### What this task involves
Word for word, set down the records and skip each picture.

### Given data
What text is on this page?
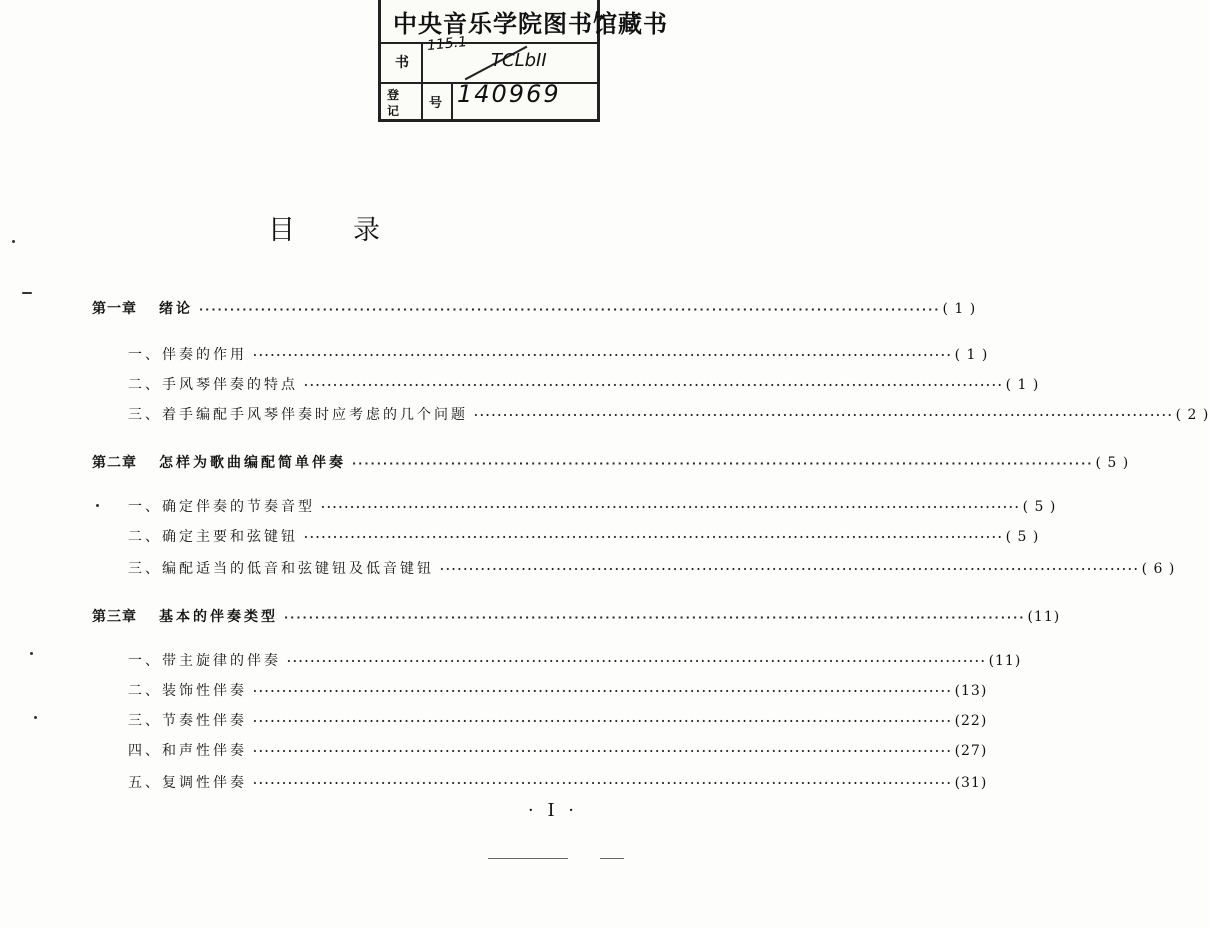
中央音乐学院图书馆藏书
书
登
记 号
115.1
TCLbII
140969
目录
第一章 绪论 ························································································································ ( 1 )
一、 伴奏的作用 ························································································································ ( 1 )
二、 手风琴伴奏的特点 ························································································································ ( 1 )
三、 着手编配手风琴伴奏时应考虑的几个问题 ························································································································ ( 2 )
第二章 怎样为歌曲编配简单伴奏 ························································································································ ( 5 )
一、 确定伴奏的节奏音型 ························································································································ ( 5 )
二、 确定主要和弦键钮 ························································································································ ( 5 )
三、 编配适当的低音和弦键钮及低音键钮 ························································································································ ( 6 )
第三章 基本的伴奏类型 ························································································································ (11)
一、 带主旋律的伴奏 ························································································································ (11)
二、 装饰性伴奏 ························································································································ (13)
三、 节奏性伴奏 ························································································································ (22)
四、 和声性伴奏 ························································································································ (27)
五、 复调性伴奏 ························································································································ (31)
· I ·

### Response
What text is on this page?
中央音乐学院图书馆藏书
书
登
记 号
115.1
TCLbII
140969
目录
第一章 绪论 ························································································································ ( 1 )
一、 伴奏的作用 ························································································································ ( 1 )
二、 手风琴伴奏的特点 ························································································································ ( 1 )
三、 着手编配手风琴伴奏时应考虑的几个问题 ························································································································ ( 2 )
第二章 怎样为歌曲编配简单伴奏 ························································································································ ( 5 )
一、 确定伴奏的节奏音型 ························································································································ ( 5 )
二、 确定主要和弦键钮 ························································································································ ( 5 )
三、 编配适当的低音和弦键钮及低音键钮 ························································································································ ( 6 )
第三章 基本的伴奏类型 ························································································································ (11)
一、 带主旋律的伴奏 ························································································································ (11)
二、 装饰性伴奏 ························································································································ (13)
三、 节奏性伴奏 ························································································································ (22)
四、 和声性伴奏 ························································································································ (27)
五、 复调性伴奏 ························································································································ (31)
· I ·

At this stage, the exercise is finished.